▸ **Provided text**:
Next post: my favorite books from the year. There are a LOT of them.

Buckle-down time

Argh! I have been horribly remiss in updating here. Now that I’m all better, Guy’s vacation week is over and he is back to traveling all over the damn place, his kids are with their mother, and my kids are back to the regular schedule, I have to do some serious buckling down.

First, the book. WRITE THE BOOK. It will not write itself no matter how much I shame it. It is like a two year old. Dancing around without a diaper.

Second, a BIG PROJECT. It will be fantastic if I can pull it off, with substantial bonus for finishing within an impossible timeframe, but I’m built for speed at the last minute. (And yes, I will be charging you full freight if I pull this off. And if I do, I expect you to hand me the contract for moving your shop! I so love when the people on either side of a deal know exactly who and what they are working with. Clarity abounds.)

▸ **Dataset entries**:
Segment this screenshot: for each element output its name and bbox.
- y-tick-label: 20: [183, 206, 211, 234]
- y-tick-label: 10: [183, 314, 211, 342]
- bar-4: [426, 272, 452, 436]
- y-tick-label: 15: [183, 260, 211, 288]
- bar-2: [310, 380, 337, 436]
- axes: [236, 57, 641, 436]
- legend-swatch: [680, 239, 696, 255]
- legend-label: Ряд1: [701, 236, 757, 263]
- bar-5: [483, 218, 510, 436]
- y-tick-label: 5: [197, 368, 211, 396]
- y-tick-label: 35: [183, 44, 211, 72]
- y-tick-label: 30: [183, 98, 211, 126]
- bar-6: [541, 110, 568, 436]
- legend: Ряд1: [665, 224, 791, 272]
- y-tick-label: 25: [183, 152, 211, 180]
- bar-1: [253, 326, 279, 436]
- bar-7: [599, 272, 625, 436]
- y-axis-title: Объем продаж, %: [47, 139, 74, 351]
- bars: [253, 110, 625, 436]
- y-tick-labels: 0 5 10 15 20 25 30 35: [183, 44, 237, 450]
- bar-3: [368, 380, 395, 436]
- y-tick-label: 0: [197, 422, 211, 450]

▸ **About this exercise**:
In the blog post, what does the writer compare the book to? These items come from a different source than the blog post.

▸ **Task answer**:
A two-year-old dancing around without a diaper.